Provided information:
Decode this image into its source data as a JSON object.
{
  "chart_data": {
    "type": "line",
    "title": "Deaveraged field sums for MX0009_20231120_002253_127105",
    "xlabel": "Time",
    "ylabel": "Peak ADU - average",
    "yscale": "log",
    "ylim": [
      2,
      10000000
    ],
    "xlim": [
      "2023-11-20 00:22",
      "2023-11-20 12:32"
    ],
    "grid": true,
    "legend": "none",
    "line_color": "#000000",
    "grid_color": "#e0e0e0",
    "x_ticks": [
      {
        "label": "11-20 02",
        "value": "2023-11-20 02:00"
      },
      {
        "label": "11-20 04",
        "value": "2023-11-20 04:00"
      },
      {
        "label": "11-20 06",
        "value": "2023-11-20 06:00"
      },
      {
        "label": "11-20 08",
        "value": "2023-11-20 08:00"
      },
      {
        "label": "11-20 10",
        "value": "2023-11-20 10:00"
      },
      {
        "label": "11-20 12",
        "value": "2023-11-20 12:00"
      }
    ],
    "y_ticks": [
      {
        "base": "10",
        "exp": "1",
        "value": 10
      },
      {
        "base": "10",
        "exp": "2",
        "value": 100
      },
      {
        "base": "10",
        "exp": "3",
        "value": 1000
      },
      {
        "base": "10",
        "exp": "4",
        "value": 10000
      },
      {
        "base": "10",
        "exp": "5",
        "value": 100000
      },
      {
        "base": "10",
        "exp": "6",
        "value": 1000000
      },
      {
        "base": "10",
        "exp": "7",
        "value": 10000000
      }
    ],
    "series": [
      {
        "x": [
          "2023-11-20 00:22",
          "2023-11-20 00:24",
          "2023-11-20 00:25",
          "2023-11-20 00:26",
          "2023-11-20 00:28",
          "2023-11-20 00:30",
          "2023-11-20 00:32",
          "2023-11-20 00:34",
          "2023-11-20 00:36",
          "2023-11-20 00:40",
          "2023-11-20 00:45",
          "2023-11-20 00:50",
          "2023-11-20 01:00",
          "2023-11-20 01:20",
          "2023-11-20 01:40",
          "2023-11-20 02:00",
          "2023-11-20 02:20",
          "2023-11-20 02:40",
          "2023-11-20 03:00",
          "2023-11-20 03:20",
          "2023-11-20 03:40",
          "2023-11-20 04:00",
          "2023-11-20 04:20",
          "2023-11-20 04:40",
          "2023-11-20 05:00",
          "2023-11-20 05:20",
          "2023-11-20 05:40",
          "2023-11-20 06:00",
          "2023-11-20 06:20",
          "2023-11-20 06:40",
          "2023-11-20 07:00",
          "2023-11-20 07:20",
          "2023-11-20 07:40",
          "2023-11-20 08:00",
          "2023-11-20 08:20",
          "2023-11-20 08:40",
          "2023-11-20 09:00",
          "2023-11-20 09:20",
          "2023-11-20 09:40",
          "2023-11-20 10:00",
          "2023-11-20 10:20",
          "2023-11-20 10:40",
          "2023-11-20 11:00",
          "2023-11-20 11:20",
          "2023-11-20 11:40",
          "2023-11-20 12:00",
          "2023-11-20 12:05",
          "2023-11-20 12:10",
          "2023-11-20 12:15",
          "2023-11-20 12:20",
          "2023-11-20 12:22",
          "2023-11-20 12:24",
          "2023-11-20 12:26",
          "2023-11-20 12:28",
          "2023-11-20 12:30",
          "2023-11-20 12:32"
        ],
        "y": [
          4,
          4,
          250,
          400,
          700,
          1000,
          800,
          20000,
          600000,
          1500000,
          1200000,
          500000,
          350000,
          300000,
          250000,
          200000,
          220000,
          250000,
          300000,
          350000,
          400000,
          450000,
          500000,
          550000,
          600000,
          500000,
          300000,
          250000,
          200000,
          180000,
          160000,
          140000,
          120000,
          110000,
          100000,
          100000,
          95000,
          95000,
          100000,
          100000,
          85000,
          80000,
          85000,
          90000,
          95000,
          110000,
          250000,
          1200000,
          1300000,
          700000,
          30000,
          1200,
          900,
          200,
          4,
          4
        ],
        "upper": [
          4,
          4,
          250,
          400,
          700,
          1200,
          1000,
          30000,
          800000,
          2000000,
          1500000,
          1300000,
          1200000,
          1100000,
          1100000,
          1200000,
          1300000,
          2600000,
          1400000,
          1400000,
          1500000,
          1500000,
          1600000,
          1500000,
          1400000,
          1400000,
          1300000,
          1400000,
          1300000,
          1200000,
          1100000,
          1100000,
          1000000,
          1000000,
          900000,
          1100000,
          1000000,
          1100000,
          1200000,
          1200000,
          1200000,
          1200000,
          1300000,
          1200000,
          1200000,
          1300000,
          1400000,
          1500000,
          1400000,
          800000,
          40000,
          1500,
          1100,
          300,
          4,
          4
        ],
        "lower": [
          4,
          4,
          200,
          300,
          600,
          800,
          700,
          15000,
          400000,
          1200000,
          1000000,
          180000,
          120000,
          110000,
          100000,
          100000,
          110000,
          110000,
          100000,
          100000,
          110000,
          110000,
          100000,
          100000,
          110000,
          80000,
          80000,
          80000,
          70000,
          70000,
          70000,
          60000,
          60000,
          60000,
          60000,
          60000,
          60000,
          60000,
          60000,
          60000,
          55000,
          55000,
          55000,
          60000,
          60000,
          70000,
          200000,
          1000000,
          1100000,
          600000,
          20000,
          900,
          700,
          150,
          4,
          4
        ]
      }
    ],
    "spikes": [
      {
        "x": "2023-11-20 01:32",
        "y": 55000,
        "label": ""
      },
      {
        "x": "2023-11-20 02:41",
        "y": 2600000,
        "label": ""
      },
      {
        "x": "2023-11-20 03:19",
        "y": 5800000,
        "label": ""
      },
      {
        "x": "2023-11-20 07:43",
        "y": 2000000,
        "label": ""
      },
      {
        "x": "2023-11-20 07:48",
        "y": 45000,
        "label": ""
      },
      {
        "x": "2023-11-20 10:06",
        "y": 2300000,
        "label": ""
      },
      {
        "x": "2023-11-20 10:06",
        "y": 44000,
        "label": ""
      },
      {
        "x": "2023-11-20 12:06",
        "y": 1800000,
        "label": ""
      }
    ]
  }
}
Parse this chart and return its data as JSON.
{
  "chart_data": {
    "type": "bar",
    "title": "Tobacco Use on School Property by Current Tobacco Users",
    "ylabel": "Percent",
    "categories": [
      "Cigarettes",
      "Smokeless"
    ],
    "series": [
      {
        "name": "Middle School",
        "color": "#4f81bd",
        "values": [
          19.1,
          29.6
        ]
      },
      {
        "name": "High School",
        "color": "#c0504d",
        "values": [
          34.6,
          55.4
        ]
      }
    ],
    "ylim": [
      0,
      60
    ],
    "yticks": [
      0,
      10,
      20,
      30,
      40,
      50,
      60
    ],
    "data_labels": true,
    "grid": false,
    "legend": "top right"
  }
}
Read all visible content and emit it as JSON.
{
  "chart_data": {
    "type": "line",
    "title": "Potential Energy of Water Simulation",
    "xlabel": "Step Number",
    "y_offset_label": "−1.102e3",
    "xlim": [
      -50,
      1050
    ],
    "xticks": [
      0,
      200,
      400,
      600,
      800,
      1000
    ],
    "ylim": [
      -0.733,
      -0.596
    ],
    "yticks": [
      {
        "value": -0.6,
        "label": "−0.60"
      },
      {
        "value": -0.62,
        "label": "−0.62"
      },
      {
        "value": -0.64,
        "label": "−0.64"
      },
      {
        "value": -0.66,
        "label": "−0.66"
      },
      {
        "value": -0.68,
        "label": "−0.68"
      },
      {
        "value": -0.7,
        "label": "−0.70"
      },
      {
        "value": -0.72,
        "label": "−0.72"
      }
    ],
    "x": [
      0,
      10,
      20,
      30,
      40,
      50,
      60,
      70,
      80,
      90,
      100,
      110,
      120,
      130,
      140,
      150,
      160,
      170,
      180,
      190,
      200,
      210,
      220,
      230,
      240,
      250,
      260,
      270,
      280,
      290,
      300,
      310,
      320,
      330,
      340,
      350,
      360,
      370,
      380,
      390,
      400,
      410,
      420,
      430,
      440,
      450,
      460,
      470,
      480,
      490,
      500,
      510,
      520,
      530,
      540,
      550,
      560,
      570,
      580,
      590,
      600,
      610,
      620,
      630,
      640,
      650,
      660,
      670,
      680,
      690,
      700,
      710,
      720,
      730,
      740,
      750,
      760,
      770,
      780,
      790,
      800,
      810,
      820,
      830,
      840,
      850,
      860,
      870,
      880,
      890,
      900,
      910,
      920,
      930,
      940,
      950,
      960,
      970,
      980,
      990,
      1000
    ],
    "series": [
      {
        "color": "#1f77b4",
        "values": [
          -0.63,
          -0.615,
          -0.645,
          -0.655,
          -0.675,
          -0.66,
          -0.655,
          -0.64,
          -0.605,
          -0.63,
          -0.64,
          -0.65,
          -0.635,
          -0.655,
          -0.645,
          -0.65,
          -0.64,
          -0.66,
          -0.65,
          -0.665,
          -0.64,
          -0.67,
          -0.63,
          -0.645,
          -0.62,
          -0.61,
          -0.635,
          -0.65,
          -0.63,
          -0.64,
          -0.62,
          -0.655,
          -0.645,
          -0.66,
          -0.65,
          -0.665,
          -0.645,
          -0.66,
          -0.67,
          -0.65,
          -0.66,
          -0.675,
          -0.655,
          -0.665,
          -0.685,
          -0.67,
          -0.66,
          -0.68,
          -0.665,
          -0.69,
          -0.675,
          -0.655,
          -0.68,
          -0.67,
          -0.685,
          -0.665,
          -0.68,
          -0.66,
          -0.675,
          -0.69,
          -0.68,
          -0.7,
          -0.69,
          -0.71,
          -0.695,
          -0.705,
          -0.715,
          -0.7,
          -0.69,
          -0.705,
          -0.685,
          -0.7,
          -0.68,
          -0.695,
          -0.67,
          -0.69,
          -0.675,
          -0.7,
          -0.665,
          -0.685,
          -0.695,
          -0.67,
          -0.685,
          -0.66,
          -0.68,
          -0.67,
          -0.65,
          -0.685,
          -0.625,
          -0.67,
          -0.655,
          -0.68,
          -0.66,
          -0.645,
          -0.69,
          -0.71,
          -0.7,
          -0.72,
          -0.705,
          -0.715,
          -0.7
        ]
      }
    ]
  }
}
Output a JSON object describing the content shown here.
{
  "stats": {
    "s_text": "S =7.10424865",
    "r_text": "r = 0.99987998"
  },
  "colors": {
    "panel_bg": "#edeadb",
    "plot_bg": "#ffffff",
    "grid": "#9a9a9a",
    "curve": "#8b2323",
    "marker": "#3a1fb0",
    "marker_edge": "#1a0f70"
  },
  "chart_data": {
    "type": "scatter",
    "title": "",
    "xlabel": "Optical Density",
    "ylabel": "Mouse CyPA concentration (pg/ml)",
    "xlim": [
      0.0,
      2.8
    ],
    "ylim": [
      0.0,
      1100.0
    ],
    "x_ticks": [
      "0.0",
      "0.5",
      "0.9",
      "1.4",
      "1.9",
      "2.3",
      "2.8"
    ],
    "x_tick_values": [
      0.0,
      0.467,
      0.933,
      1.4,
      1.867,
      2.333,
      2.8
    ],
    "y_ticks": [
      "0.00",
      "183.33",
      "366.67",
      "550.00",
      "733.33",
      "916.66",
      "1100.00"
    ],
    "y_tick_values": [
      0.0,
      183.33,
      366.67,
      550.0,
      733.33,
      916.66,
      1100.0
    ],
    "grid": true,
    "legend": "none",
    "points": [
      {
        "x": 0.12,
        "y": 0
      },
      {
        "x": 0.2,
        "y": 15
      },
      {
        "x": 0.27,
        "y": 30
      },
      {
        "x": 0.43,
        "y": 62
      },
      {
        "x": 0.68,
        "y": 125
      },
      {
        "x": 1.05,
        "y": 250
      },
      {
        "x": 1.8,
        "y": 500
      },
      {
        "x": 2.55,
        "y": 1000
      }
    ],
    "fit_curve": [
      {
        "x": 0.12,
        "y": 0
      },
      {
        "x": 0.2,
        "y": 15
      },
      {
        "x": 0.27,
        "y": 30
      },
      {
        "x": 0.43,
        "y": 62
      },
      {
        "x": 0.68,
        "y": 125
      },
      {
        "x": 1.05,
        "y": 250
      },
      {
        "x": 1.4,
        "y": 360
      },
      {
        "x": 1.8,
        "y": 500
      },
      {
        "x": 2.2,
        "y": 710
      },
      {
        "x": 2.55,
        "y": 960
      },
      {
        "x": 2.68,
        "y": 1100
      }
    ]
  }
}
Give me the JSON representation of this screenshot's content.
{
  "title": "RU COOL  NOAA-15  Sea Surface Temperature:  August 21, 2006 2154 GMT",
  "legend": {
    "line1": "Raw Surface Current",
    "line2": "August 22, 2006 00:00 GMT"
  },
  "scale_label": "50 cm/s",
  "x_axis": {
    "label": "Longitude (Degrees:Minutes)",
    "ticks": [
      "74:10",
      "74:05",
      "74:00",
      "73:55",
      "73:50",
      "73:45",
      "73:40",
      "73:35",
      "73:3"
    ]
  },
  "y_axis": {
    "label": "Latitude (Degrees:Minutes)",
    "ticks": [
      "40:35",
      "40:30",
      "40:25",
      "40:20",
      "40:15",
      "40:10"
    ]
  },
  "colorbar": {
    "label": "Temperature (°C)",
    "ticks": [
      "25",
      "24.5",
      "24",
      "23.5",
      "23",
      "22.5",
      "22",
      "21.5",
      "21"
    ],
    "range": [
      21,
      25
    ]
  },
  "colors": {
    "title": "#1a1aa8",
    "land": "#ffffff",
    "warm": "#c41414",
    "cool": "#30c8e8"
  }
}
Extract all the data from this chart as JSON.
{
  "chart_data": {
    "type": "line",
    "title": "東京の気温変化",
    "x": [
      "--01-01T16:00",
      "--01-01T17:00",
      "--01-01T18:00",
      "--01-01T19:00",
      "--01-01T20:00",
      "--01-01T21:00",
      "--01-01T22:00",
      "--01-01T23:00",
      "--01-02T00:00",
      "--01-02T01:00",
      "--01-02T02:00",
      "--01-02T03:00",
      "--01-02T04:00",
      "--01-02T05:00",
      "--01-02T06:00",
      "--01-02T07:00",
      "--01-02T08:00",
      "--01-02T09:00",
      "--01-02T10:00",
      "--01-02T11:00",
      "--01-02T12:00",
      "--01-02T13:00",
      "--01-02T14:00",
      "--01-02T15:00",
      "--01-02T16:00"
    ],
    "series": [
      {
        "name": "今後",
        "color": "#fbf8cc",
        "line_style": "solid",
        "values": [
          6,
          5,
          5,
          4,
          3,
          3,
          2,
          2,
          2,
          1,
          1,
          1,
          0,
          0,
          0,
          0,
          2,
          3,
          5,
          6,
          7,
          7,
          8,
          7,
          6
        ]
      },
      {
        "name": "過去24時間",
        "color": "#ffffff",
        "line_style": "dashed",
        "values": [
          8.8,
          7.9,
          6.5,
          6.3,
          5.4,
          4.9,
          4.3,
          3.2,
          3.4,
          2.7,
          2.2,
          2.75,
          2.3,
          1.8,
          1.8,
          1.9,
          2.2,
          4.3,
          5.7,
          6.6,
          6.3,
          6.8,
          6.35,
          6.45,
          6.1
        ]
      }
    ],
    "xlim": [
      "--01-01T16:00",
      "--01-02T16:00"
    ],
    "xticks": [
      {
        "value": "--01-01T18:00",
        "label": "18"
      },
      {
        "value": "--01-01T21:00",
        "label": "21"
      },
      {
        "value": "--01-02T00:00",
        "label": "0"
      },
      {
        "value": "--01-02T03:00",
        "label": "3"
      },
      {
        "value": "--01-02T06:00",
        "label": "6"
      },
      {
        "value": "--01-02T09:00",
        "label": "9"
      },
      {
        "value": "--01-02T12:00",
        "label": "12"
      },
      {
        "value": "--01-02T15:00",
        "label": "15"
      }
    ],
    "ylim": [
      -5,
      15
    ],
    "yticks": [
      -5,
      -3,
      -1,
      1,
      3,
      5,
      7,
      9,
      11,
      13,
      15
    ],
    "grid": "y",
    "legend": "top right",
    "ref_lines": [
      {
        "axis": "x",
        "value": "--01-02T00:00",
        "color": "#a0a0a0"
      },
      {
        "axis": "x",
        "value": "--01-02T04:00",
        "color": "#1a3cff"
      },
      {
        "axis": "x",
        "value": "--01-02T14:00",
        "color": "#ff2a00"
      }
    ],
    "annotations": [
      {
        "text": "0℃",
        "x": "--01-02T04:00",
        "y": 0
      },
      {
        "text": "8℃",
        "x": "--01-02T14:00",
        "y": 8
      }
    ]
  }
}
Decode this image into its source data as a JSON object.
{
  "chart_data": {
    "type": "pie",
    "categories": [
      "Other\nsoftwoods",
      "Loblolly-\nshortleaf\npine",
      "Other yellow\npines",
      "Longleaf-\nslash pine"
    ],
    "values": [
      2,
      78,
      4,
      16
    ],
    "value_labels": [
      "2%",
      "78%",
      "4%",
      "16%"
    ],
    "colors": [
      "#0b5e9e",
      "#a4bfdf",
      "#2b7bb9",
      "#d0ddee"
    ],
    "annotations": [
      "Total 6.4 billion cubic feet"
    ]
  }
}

To be done: How many of the lines above hold the word "School"? Give only that number.

Written solution: 3